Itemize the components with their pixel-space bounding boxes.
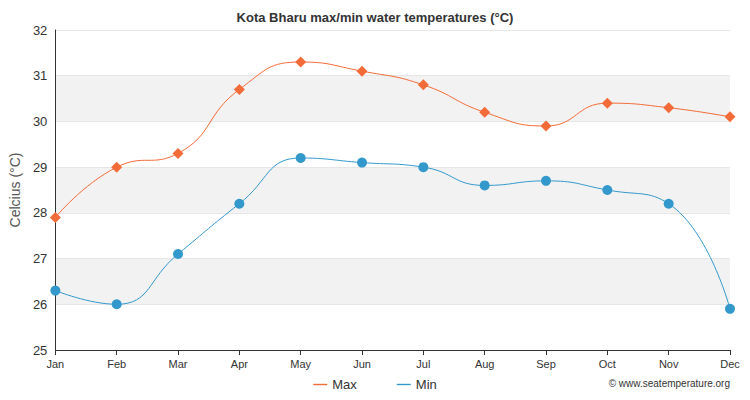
svg-text:Aug: Aug (475, 358, 495, 370)
svg-text:31: 31 (33, 68, 47, 83)
svg-text:Dec: Dec (720, 358, 740, 370)
svg-text:May: May (290, 358, 311, 370)
svg-text:Jun: Jun (353, 358, 371, 370)
svg-text:Kota Bharu max/min water tempe: Kota Bharu max/min water temperatures (°… (237, 10, 514, 25)
svg-text:Feb: Feb (107, 358, 126, 370)
svg-text:28: 28 (33, 205, 47, 220)
svg-text:Apr: Apr (231, 358, 248, 370)
svg-text:Mar: Mar (169, 358, 188, 370)
svg-text:32: 32 (33, 23, 47, 38)
svg-text:Min: Min (416, 377, 437, 392)
svg-text:Max: Max (332, 377, 357, 392)
svg-text:26: 26 (33, 297, 47, 312)
svg-text:25: 25 (33, 343, 47, 358)
svg-text:Jul: Jul (416, 358, 430, 370)
svg-text:© www.seatemperature.org: © www.seatemperature.org (609, 378, 730, 389)
svg-text:Jan: Jan (46, 358, 64, 370)
svg-text:Sep: Sep (536, 358, 556, 370)
svg-text:Oct: Oct (599, 358, 616, 370)
svg-text:27: 27 (33, 251, 47, 266)
svg-text:Nov: Nov (659, 358, 679, 370)
svg-text:Celcius (°C): Celcius (°C) (7, 153, 23, 228)
svg-text:29: 29 (33, 160, 47, 175)
svg-text:30: 30 (33, 114, 47, 129)
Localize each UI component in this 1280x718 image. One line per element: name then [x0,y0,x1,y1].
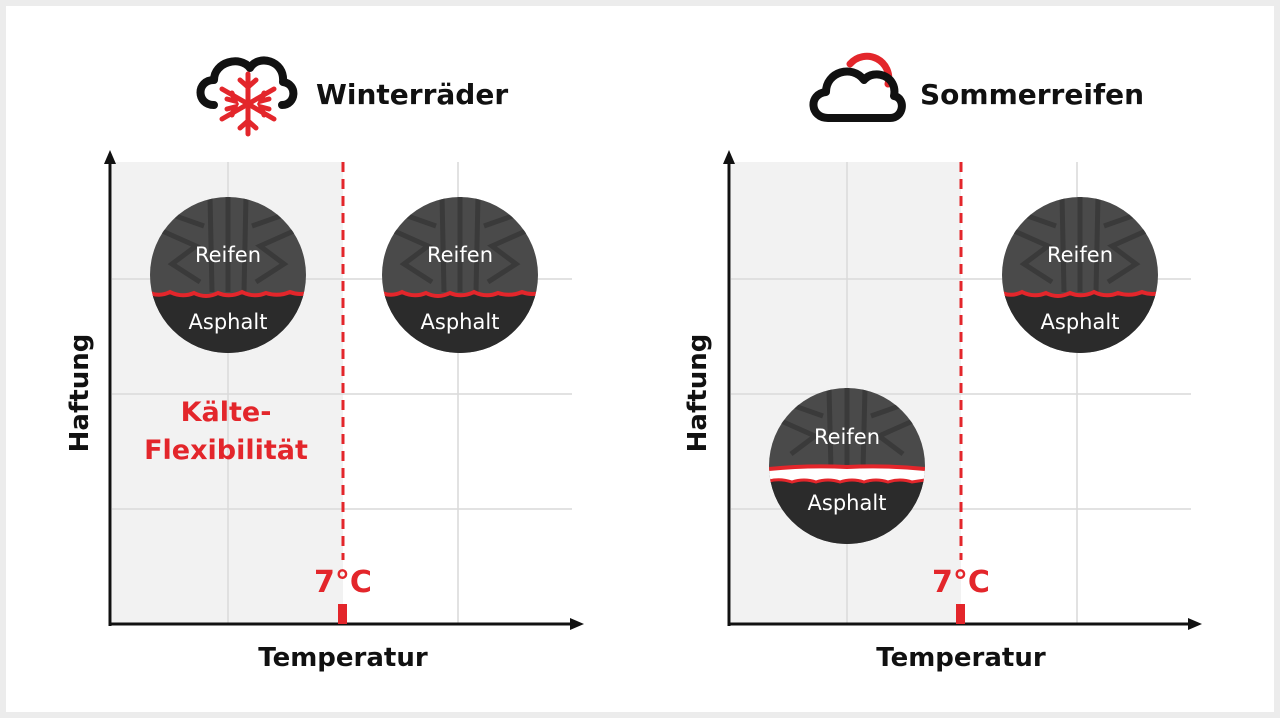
summer-title: Sommerreifen [920,78,1144,111]
threshold-label: 7°C [314,565,372,600]
tire-label-bottom: Asphalt [189,310,268,334]
note-line-2: Flexibilität [144,435,308,466]
note-line-1: Kälte- [181,397,272,428]
tire-label-bottom: Asphalt [1041,310,1120,334]
winter-title: Winterräder [316,78,508,111]
x-axis-label: Temperatur [876,643,1046,673]
y-axis-label: Haftung [65,334,95,453]
tire-contact-warm: Reifen Asphalt [382,197,538,353]
tire-label-top: Reifen [195,243,261,267]
summer-panel: Sommerreifen Haftung Temperatur 7°C [683,52,1202,673]
tire-label-top: Reifen [1047,243,1113,267]
winter-panel: Winterräder Haftung Temperatur 7°C Kälte… [65,56,584,673]
threshold-marker [956,604,965,624]
tire-contact-cold: Reifen Asphalt [769,388,925,544]
tire-contact-warm: Reifen Asphalt [1002,197,1158,353]
tire-label-bottom: Asphalt [808,491,887,515]
x-axis-label: Temperatur [258,643,428,673]
sun-cloud-icon [809,52,906,122]
tire-label-top: Reifen [427,243,493,267]
tire-label-top: Reifen [814,425,880,449]
threshold-marker [338,604,347,624]
tire-label-bottom: Asphalt [421,310,500,334]
y-axis-label: Haftung [683,334,713,453]
threshold-label: 7°C [932,565,990,600]
snow-cloud-icon [196,56,298,137]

※ ※ ※

### WRITTEN PROBLEM
Pick out every line in the listing that contains the string "Winterräder".

### EXERCISE RESPONSE
winter-title: Winterräder [316,78,508,111]
winter-panel: Winterräder Haftung Temperatur 7°C Kälte… [65,56,584,673]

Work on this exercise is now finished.